__Stated problem__: For this exercise, repeat all of the material verbatim apart from its images.

______________________________

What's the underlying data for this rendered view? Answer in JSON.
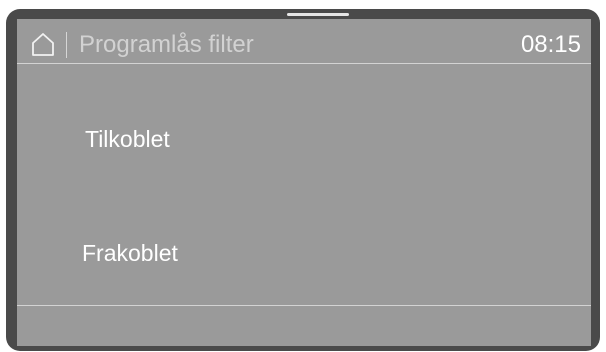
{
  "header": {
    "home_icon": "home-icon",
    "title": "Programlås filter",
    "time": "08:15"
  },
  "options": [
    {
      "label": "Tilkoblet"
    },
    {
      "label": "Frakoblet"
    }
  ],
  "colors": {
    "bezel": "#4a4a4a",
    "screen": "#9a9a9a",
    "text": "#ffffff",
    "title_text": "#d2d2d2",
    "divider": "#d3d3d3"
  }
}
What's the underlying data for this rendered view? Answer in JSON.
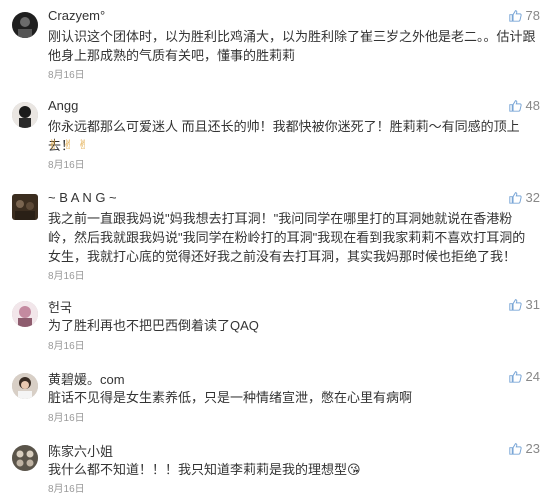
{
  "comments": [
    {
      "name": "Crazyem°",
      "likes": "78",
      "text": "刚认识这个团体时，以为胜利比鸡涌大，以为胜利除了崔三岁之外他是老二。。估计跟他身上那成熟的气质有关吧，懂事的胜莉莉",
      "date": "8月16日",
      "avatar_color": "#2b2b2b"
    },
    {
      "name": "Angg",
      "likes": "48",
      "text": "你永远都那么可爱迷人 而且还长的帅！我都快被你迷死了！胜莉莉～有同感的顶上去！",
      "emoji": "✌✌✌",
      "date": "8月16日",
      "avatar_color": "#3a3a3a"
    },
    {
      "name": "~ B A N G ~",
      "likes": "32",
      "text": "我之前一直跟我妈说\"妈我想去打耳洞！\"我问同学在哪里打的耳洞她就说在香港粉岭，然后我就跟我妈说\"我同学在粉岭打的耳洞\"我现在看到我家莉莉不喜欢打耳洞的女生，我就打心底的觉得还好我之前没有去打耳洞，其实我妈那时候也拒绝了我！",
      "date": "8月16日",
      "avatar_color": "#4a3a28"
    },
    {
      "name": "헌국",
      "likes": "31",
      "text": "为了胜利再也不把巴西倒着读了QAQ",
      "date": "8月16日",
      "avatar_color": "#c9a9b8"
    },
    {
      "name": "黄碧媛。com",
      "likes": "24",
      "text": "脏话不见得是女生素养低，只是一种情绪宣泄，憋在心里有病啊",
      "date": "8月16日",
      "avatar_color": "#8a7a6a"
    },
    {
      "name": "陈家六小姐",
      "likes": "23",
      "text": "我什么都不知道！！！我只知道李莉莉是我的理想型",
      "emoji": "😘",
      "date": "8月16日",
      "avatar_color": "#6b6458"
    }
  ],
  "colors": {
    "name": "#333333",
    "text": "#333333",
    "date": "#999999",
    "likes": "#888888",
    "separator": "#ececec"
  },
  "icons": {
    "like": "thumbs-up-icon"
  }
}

______________________________

__Expected output__:
What's the underlying data for this rendered view? Answer in JSON.
{
  "header": {
    "home_icon": "home-icon",
    "title": "Programlås filter",
    "time": "08:15"
  },
  "options": [
    {
      "label": "Tilkoblet"
    },
    {
      "label": "Frakoblet"
    }
  ],
  "colors": {
    "bezel": "#4a4a4a",
    "screen": "#9a9a9a",
    "text": "#ffffff",
    "title_text": "#d2d2d2",
    "divider": "#d3d3d3"
  }
}
What's the underlying data for this rendered view? Answer in JSON.
{
  "comments": [
    {
      "name": "Crazyem°",
      "likes": "78",
      "text": "刚认识这个团体时，以为胜利比鸡涌大，以为胜利除了崔三岁之外他是老二。。估计跟他身上那成熟的气质有关吧，懂事的胜莉莉",
      "date": "8月16日",
      "avatar_color": "#2b2b2b"
    },
    {
      "name": "Angg",
      "likes": "48",
      "text": "你永远都那么可爱迷人 而且还长的帅！我都快被你迷死了！胜莉莉～有同感的顶上去！",
      "emoji": "✌✌✌",
      "date": "8月16日",
      "avatar_color": "#3a3a3a"
    },
    {
      "name": "~ B A N G ~",
      "likes": "32",
      "text": "我之前一直跟我妈说\"妈我想去打耳洞！\"我问同学在哪里打的耳洞她就说在香港粉岭，然后我就跟我妈说\"我同学在粉岭打的耳洞\"我现在看到我家莉莉不喜欢打耳洞的女生，我就打心底的觉得还好我之前没有去打耳洞，其实我妈那时候也拒绝了我！",
      "date": "8月16日",
      "avatar_color": "#4a3a28"
    },
    {
      "name": "헌국",
      "likes": "31",
      "text": "为了胜利再也不把巴西倒着读了QAQ",
      "date": "8月16日",
      "avatar_color": "#c9a9b8"
    },
    {
      "name": "黄碧媛。com",
      "likes": "24",
      "text": "脏话不见得是女生素养低，只是一种情绪宣泄，憋在心里有病啊",
      "date": "8月16日",
      "avatar_color": "#8a7a6a"
    },
    {
      "name": "陈家六小姐",
      "likes": "23",
      "text": "我什么都不知道！！！我只知道李莉莉是我的理想型",
      "emoji": "😘",
      "date": "8月16日",
      "avatar_color": "#6b6458"
    }
  ],
  "colors": {
    "name": "#333333",
    "text": "#333333",
    "date": "#999999",
    "likes": "#888888",
    "separator": "#ececec"
  },
  "icons": {
    "like": "thumbs-up-icon"
  }
}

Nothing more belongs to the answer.